▸ **Instructions to follow**: Reproduce the records below exactly as they appear.

▸ **Given data**:
····················

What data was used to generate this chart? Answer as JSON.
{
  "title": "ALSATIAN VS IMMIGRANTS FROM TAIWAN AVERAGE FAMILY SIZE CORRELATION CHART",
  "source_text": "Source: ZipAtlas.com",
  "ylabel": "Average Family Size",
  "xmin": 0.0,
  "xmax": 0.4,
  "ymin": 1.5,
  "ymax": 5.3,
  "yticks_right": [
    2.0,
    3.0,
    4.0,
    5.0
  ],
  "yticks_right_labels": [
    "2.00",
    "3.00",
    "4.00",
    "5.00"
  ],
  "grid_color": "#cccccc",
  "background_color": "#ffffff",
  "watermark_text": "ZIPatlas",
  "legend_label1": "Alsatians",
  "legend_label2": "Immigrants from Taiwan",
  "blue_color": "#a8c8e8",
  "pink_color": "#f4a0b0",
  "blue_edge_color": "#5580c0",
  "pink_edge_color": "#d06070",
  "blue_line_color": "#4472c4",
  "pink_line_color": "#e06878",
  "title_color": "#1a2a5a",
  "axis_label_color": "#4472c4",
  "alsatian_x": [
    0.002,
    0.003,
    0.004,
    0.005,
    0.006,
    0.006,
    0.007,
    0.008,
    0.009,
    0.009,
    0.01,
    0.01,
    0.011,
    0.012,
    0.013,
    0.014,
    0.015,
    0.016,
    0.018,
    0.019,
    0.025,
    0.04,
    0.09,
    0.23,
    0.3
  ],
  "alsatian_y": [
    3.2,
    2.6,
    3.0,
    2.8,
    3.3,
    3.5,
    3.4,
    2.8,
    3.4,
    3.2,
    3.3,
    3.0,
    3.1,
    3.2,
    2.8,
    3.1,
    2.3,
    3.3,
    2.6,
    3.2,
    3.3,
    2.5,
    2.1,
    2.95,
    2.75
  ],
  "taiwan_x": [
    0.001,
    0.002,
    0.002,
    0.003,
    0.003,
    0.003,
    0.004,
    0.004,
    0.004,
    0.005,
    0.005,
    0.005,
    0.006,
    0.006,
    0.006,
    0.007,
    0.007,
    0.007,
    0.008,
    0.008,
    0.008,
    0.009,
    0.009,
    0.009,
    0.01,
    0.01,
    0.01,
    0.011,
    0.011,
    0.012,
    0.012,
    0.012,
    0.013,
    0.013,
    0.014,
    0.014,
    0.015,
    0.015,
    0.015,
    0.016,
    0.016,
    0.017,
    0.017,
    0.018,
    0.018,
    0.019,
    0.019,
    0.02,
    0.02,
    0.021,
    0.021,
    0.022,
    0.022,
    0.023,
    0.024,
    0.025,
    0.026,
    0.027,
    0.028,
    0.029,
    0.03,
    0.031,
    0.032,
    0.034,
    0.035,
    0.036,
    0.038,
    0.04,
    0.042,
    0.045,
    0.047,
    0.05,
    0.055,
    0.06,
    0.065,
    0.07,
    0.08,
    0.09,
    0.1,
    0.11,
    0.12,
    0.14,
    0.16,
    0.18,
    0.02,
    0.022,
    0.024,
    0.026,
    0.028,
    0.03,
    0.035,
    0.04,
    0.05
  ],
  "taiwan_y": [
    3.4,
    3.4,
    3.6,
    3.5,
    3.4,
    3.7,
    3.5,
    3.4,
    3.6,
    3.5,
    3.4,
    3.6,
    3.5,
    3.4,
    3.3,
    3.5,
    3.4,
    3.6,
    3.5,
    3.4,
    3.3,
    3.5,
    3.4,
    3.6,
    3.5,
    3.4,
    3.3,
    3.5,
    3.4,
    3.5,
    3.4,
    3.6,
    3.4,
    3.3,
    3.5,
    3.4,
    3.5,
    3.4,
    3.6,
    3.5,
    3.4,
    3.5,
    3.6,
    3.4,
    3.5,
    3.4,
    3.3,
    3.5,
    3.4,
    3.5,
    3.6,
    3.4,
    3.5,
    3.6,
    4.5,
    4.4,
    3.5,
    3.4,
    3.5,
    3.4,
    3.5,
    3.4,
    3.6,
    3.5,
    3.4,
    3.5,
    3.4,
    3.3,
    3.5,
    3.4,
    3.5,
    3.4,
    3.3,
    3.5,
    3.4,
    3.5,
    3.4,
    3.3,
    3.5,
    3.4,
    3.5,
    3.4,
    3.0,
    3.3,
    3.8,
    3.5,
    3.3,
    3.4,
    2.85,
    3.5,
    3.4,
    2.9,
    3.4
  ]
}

····················

▸ **Response for this exercise**:
What data was used to generate this chart? Answer as JSON.
{
  "title": "ALSATIAN VS IMMIGRANTS FROM TAIWAN AVERAGE FAMILY SIZE CORRELATION CHART",
  "source_text": "Source: ZipAtlas.com",
  "ylabel": "Average Family Size",
  "xmin": 0.0,
  "xmax": 0.4,
  "ymin": 1.5,
  "ymax": 5.3,
  "yticks_right": [
    2.0,
    3.0,
    4.0,
    5.0
  ],
  "yticks_right_labels": [
    "2.00",
    "3.00",
    "4.00",
    "5.00"
  ],
  "grid_color": "#cccccc",
  "background_color": "#ffffff",
  "watermark_text": "ZIPatlas",
  "legend_label1": "Alsatians",
  "legend_label2": "Immigrants from Taiwan",
  "blue_color": "#a8c8e8",
  "pink_color": "#f4a0b0",
  "blue_edge_color": "#5580c0",
  "pink_edge_color": "#d06070",
  "blue_line_color": "#4472c4",
  "pink_line_color": "#e06878",
  "title_color": "#1a2a5a",
  "axis_label_color": "#4472c4",
  "alsatian_x": [
    0.002,
    0.003,
    0.004,
    0.005,
    0.006,
    0.006,
    0.007,
    0.008,
    0.009,
    0.009,
    0.01,
    0.01,
    0.011,
    0.012,
    0.013,
    0.014,
    0.015,
    0.016,
    0.018,
    0.019,
    0.025,
    0.04,
    0.09,
    0.23,
    0.3
  ],
  "alsatian_y": [
    3.2,
    2.6,
    3.0,
    2.8,
    3.3,
    3.5,
    3.4,
    2.8,
    3.4,
    3.2,
    3.3,
    3.0,
    3.1,
    3.2,
    2.8,
    3.1,
    2.3,
    3.3,
    2.6,
    3.2,
    3.3,
    2.5,
    2.1,
    2.95,
    2.75
  ],
  "taiwan_x": [
    0.001,
    0.002,
    0.002,
    0.003,
    0.003,
    0.003,
    0.004,
    0.004,
    0.004,
    0.005,
    0.005,
    0.005,
    0.006,
    0.006,
    0.006,
    0.007,
    0.007,
    0.007,
    0.008,
    0.008,
    0.008,
    0.009,
    0.009,
    0.009,
    0.01,
    0.01,
    0.01,
    0.011,
    0.011,
    0.012,
    0.012,
    0.012,
    0.013,
    0.013,
    0.014,
    0.014,
    0.015,
    0.015,
    0.015,
    0.016,
    0.016,
    0.017,
    0.017,
    0.018,
    0.018,
    0.019,
    0.019,
    0.02,
    0.02,
    0.021,
    0.021,
    0.022,
    0.022,
    0.023,
    0.024,
    0.025,
    0.026,
    0.027,
    0.028,
    0.029,
    0.03,
    0.031,
    0.032,
    0.034,
    0.035,
    0.036,
    0.038,
    0.04,
    0.042,
    0.045,
    0.047,
    0.05,
    0.055,
    0.06,
    0.065,
    0.07,
    0.08,
    0.09,
    0.1,
    0.11,
    0.12,
    0.14,
    0.16,
    0.18,
    0.02,
    0.022,
    0.024,
    0.026,
    0.028,
    0.03,
    0.035,
    0.04,
    0.05
  ],
  "taiwan_y": [
    3.4,
    3.4,
    3.6,
    3.5,
    3.4,
    3.7,
    3.5,
    3.4,
    3.6,
    3.5,
    3.4,
    3.6,
    3.5,
    3.4,
    3.3,
    3.5,
    3.4,
    3.6,
    3.5,
    3.4,
    3.3,
    3.5,
    3.4,
    3.6,
    3.5,
    3.4,
    3.3,
    3.5,
    3.4,
    3.5,
    3.4,
    3.6,
    3.4,
    3.3,
    3.5,
    3.4,
    3.5,
    3.4,
    3.6,
    3.5,
    3.4,
    3.5,
    3.6,
    3.4,
    3.5,
    3.4,
    3.3,
    3.5,
    3.4,
    3.5,
    3.6,
    3.4,
    3.5,
    3.6,
    4.5,
    4.4,
    3.5,
    3.4,
    3.5,
    3.4,
    3.5,
    3.4,
    3.6,
    3.5,
    3.4,
    3.5,
    3.4,
    3.3,
    3.5,
    3.4,
    3.5,
    3.4,
    3.3,
    3.5,
    3.4,
    3.5,
    3.4,
    3.3,
    3.5,
    3.4,
    3.5,
    3.4,
    3.0,
    3.3,
    3.8,
    3.5,
    3.3,
    3.4,
    2.85,
    3.5,
    3.4,
    2.9,
    3.4
  ]
}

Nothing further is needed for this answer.